The task: Pick out each line containing the string "components".

------

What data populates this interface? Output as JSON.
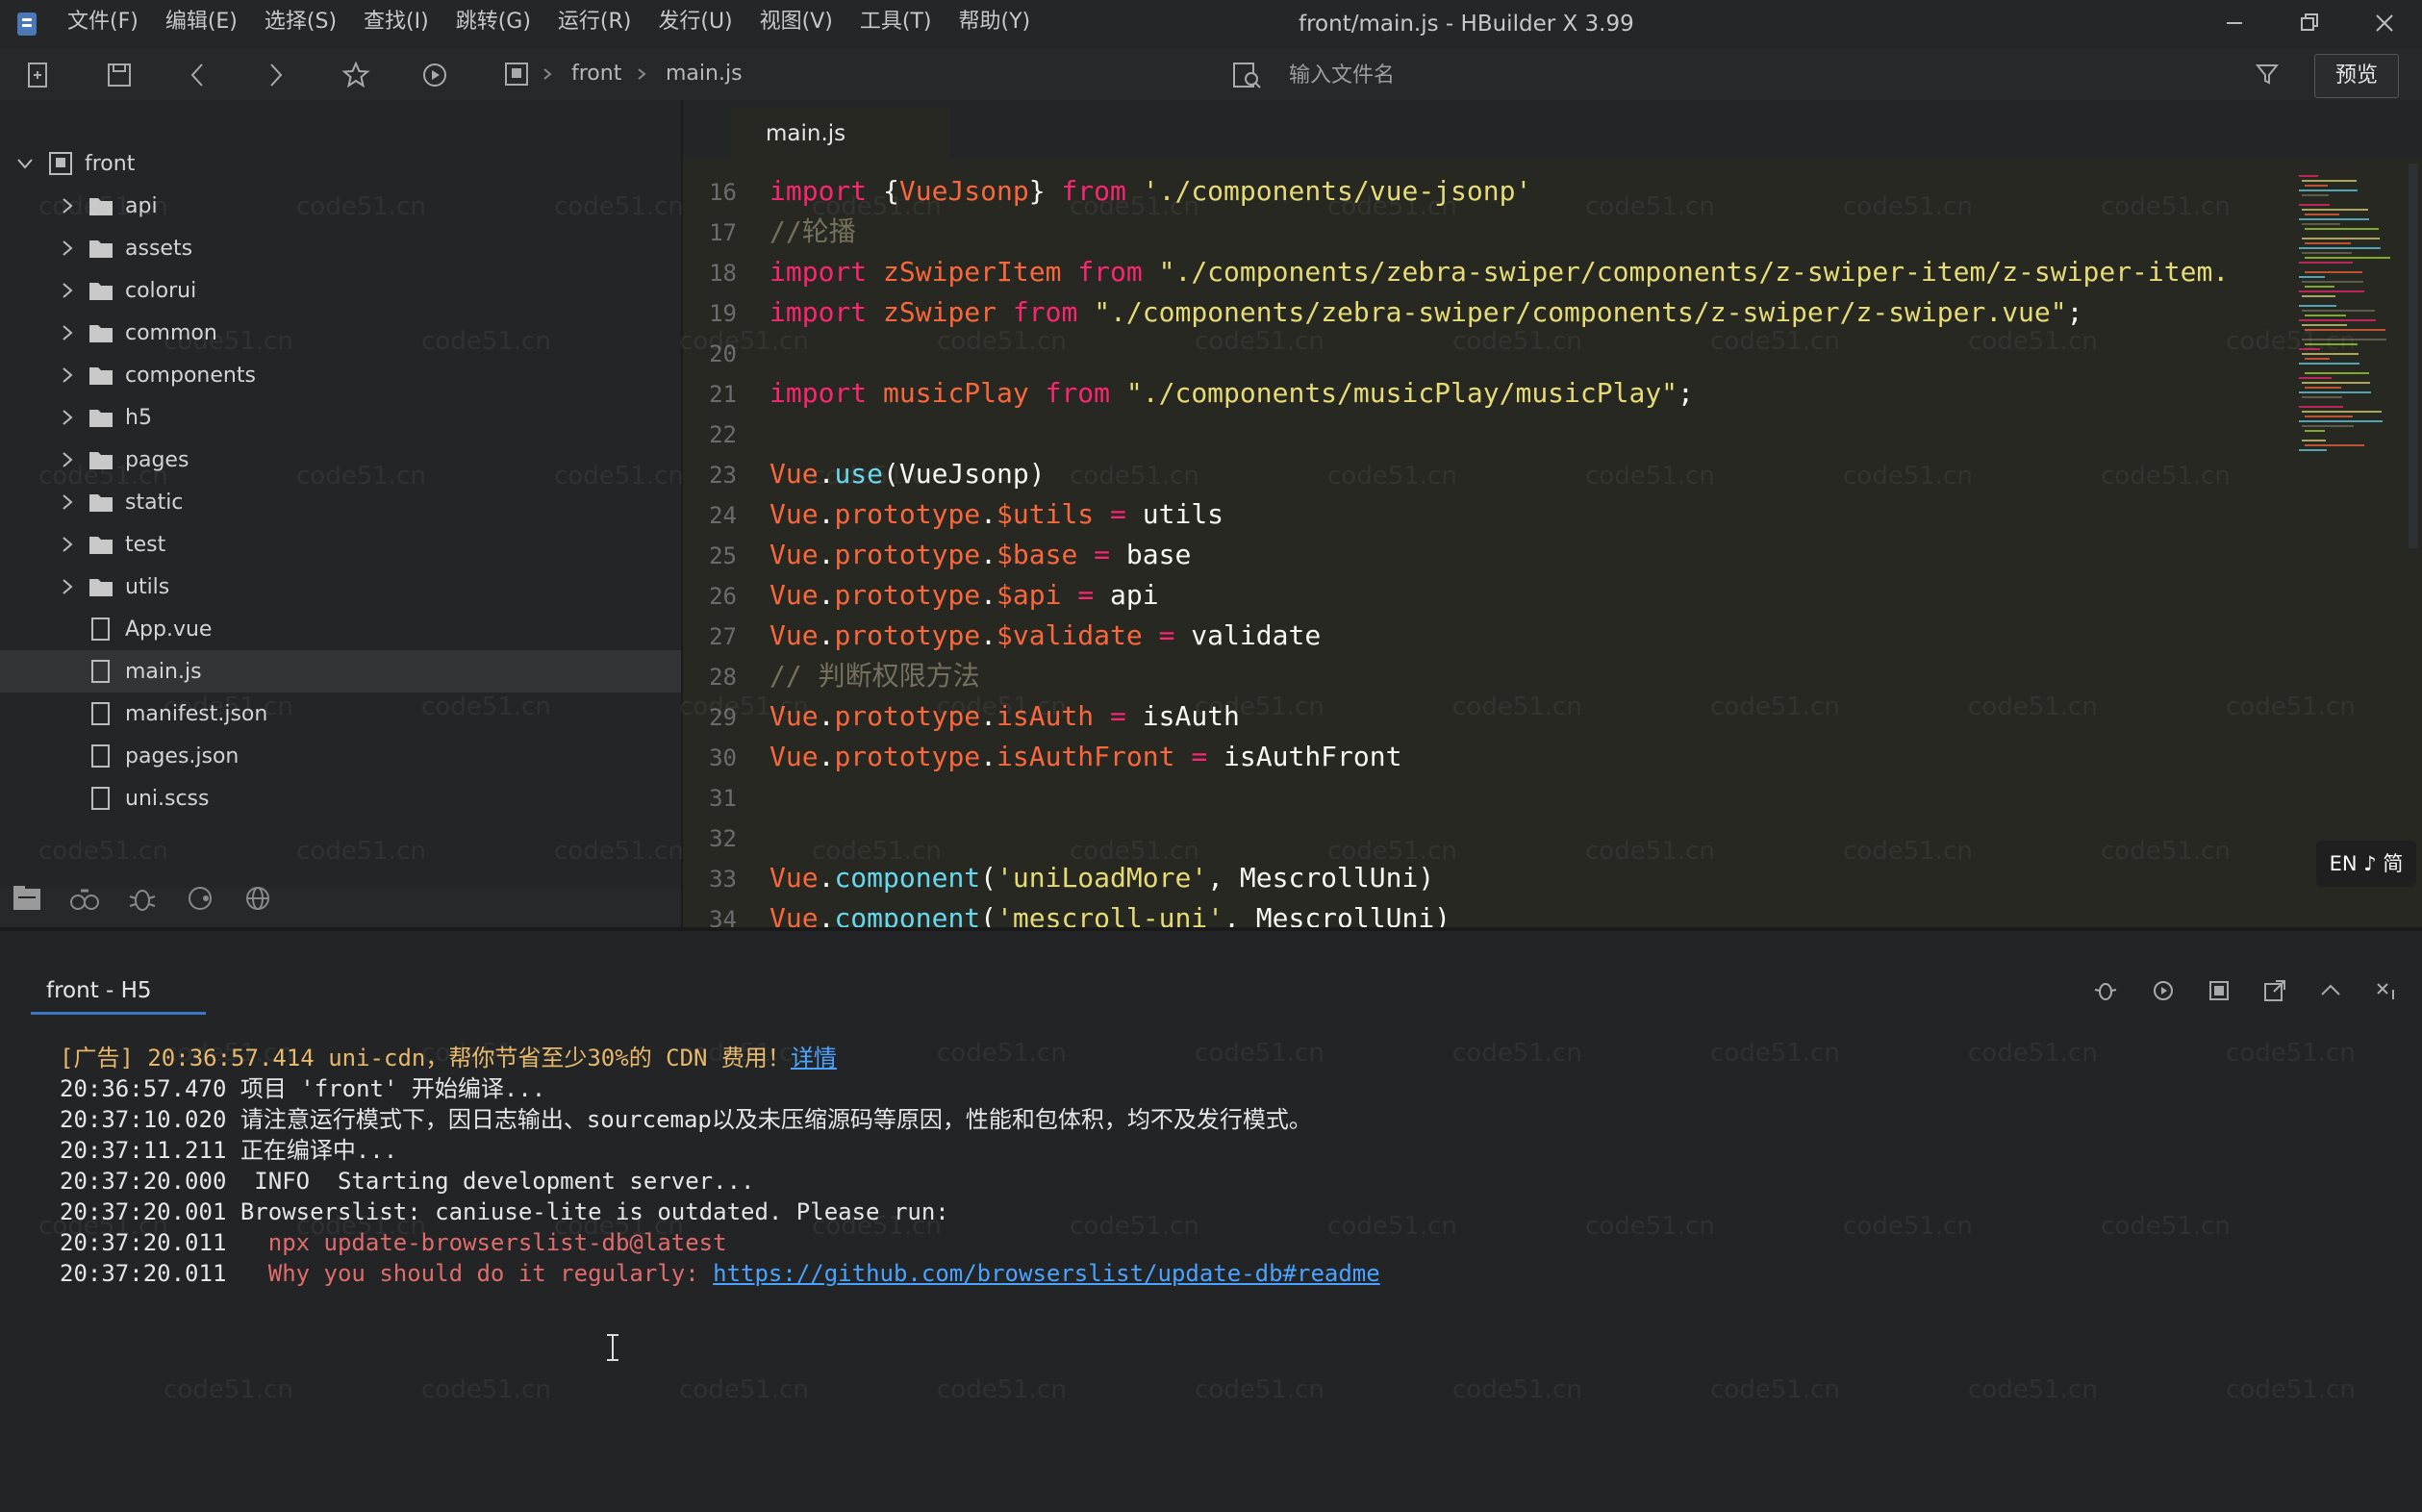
{
  "window": {
    "title": "front/main.js - HBuilder X 3.99",
    "menu": [
      "文件(F)",
      "编辑(E)",
      "选择(S)",
      "查找(I)",
      "跳转(G)",
      "运行(R)",
      "发行(U)",
      "视图(V)",
      "工具(T)",
      "帮助(Y)"
    ]
  },
  "toolbar": {
    "breadcrumb": [
      "front",
      "main.js"
    ],
    "file_search_placeholder": "输入文件名",
    "preview_label": "预览"
  },
  "project_tree": {
    "root": "front",
    "folders": [
      "api",
      "assets",
      "colorui",
      "common",
      "components",
      "h5",
      "pages",
      "static",
      "test",
      "utils"
    ],
    "files": [
      {
        "name": "App.vue",
        "icon": "vue-file-icon"
      },
      {
        "name": "main.js",
        "icon": "js-file-icon",
        "selected": true
      },
      {
        "name": "manifest.json",
        "icon": "settings-file-icon"
      },
      {
        "name": "pages.json",
        "icon": "json-file-icon"
      },
      {
        "name": "uni.scss",
        "icon": "scss-file-icon"
      }
    ]
  },
  "editor": {
    "tab": "main.js",
    "lines": [
      {
        "n": "16",
        "tokens": [
          [
            "k",
            "import"
          ],
          [
            "p",
            " {"
          ],
          [
            "v",
            "VueJsonp"
          ],
          [
            "p",
            "} "
          ],
          [
            "k",
            "from"
          ],
          [
            "p",
            " "
          ],
          [
            "s",
            "'./components/vue-jsonp'"
          ]
        ]
      },
      {
        "n": "17",
        "tokens": [
          [
            "c",
            "//轮播"
          ]
        ]
      },
      {
        "n": "18",
        "tokens": [
          [
            "k",
            "import"
          ],
          [
            "p",
            " "
          ],
          [
            "v",
            "zSwiperItem"
          ],
          [
            "p",
            " "
          ],
          [
            "k",
            "from"
          ],
          [
            "p",
            " "
          ],
          [
            "s",
            "\"./components/zebra-swiper/components/z-swiper-item/z-swiper-item."
          ]
        ]
      },
      {
        "n": "19",
        "tokens": [
          [
            "k",
            "import"
          ],
          [
            "p",
            " "
          ],
          [
            "v",
            "zSwiper"
          ],
          [
            "p",
            " "
          ],
          [
            "k",
            "from"
          ],
          [
            "p",
            " "
          ],
          [
            "s",
            "\"./components/zebra-swiper/components/z-swiper/z-swiper.vue\""
          ],
          [
            "p",
            ";"
          ]
        ]
      },
      {
        "n": "20",
        "tokens": []
      },
      {
        "n": "21",
        "tokens": [
          [
            "k",
            "import"
          ],
          [
            "p",
            " "
          ],
          [
            "v",
            "musicPlay"
          ],
          [
            "p",
            " "
          ],
          [
            "k",
            "from"
          ],
          [
            "p",
            " "
          ],
          [
            "s",
            "\"./components/musicPlay/musicPlay\""
          ],
          [
            "p",
            ";"
          ]
        ]
      },
      {
        "n": "22",
        "tokens": []
      },
      {
        "n": "23",
        "tokens": [
          [
            "v",
            "Vue"
          ],
          [
            "p",
            "."
          ],
          [
            "f",
            "use"
          ],
          [
            "p",
            "(VueJsonp)"
          ]
        ]
      },
      {
        "n": "24",
        "tokens": [
          [
            "v",
            "Vue"
          ],
          [
            "p",
            "."
          ],
          [
            "v",
            "prototype"
          ],
          [
            "p",
            "."
          ],
          [
            "v",
            "$utils"
          ],
          [
            "p",
            " "
          ],
          [
            "k",
            "="
          ],
          [
            "p",
            " utils"
          ]
        ]
      },
      {
        "n": "25",
        "tokens": [
          [
            "v",
            "Vue"
          ],
          [
            "p",
            "."
          ],
          [
            "v",
            "prototype"
          ],
          [
            "p",
            "."
          ],
          [
            "v",
            "$base"
          ],
          [
            "p",
            " "
          ],
          [
            "k",
            "="
          ],
          [
            "p",
            " base"
          ]
        ]
      },
      {
        "n": "26",
        "tokens": [
          [
            "v",
            "Vue"
          ],
          [
            "p",
            "."
          ],
          [
            "v",
            "prototype"
          ],
          [
            "p",
            "."
          ],
          [
            "v",
            "$api"
          ],
          [
            "p",
            " "
          ],
          [
            "k",
            "="
          ],
          [
            "p",
            " api"
          ]
        ]
      },
      {
        "n": "27",
        "tokens": [
          [
            "v",
            "Vue"
          ],
          [
            "p",
            "."
          ],
          [
            "v",
            "prototype"
          ],
          [
            "p",
            "."
          ],
          [
            "v",
            "$validate"
          ],
          [
            "p",
            " "
          ],
          [
            "k",
            "="
          ],
          [
            "p",
            " validate"
          ]
        ]
      },
      {
        "n": "28",
        "tokens": [
          [
            "c",
            "// 判断权限方法"
          ]
        ]
      },
      {
        "n": "29",
        "tokens": [
          [
            "v",
            "Vue"
          ],
          [
            "p",
            "."
          ],
          [
            "v",
            "prototype"
          ],
          [
            "p",
            "."
          ],
          [
            "v",
            "isAuth"
          ],
          [
            "p",
            " "
          ],
          [
            "k",
            "="
          ],
          [
            "p",
            " isAuth"
          ]
        ]
      },
      {
        "n": "30",
        "tokens": [
          [
            "v",
            "Vue"
          ],
          [
            "p",
            "."
          ],
          [
            "v",
            "prototype"
          ],
          [
            "p",
            "."
          ],
          [
            "v",
            "isAuthFront"
          ],
          [
            "p",
            " "
          ],
          [
            "k",
            "="
          ],
          [
            "p",
            " isAuthFront"
          ]
        ]
      },
      {
        "n": "31",
        "tokens": []
      },
      {
        "n": "32",
        "tokens": []
      },
      {
        "n": "33",
        "tokens": [
          [
            "v",
            "Vue"
          ],
          [
            "p",
            "."
          ],
          [
            "f",
            "component"
          ],
          [
            "p",
            "("
          ],
          [
            "s",
            "'uniLoadMore'"
          ],
          [
            "p",
            ", MescrollUni)"
          ]
        ]
      },
      {
        "n": "34",
        "tokens": [
          [
            "v",
            "Vue"
          ],
          [
            "p",
            "."
          ],
          [
            "f",
            "component"
          ],
          [
            "p",
            "("
          ],
          [
            "s",
            "'mescroll-uni'"
          ],
          [
            "p",
            ", MescrollUni)"
          ]
        ]
      }
    ],
    "ime_badge": "EN ♪ 简"
  },
  "console": {
    "tab": "front - H5",
    "lines": [
      {
        "time": "[广告] 20:36:57.414",
        "segments": [
          [
            "ad",
            " uni-cdn，帮你节省至少30%的 CDN 费用！"
          ],
          [
            "link",
            "详情"
          ]
        ]
      },
      {
        "time": "20:36:57.470",
        "segments": [
          [
            "plain",
            " 项目 'front' 开始编译..."
          ]
        ]
      },
      {
        "time": "20:37:10.020",
        "segments": [
          [
            "plain",
            " 请注意运行模式下，因日志输出、sourcemap以及未压缩源码等原因，性能和包体积，均不及发行模式。"
          ]
        ]
      },
      {
        "time": "20:37:11.211",
        "segments": [
          [
            "plain",
            " 正在编译中..."
          ]
        ]
      },
      {
        "time": "20:37:20.000",
        "segments": [
          [
            "plain",
            "  INFO  Starting development server..."
          ]
        ]
      },
      {
        "time": "20:37:20.001",
        "segments": [
          [
            "plain",
            " Browserslist: caniuse-lite is outdated. Please run:"
          ]
        ]
      },
      {
        "time": "20:37:20.011",
        "segments": [
          [
            "red",
            "   npx update-browserslist-db@latest"
          ]
        ]
      },
      {
        "time": "20:37:20.011",
        "segments": [
          [
            "red",
            "   Why you should do it regularly: "
          ],
          [
            "link",
            "https://github.com/browserslist/update-db#readme"
          ]
        ]
      }
    ]
  },
  "watermark": "code51.cn",
  "colors": {
    "keyword": "#f92672",
    "string": "#e6db74",
    "comment": "#75715e",
    "variable": "#f9673d",
    "link": "#4aa3ff"
  }
}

------

Full output:
      "components",
            "'./components/vue-jsonp'"
            "\"./components/zebra-swiper/components/z-swiper-item/z-swiper-item."
            "\"./components/zebra-swiper/components/z-swiper/z-swiper.vue\""
            "\"./components/musicPlay/musicPlay\""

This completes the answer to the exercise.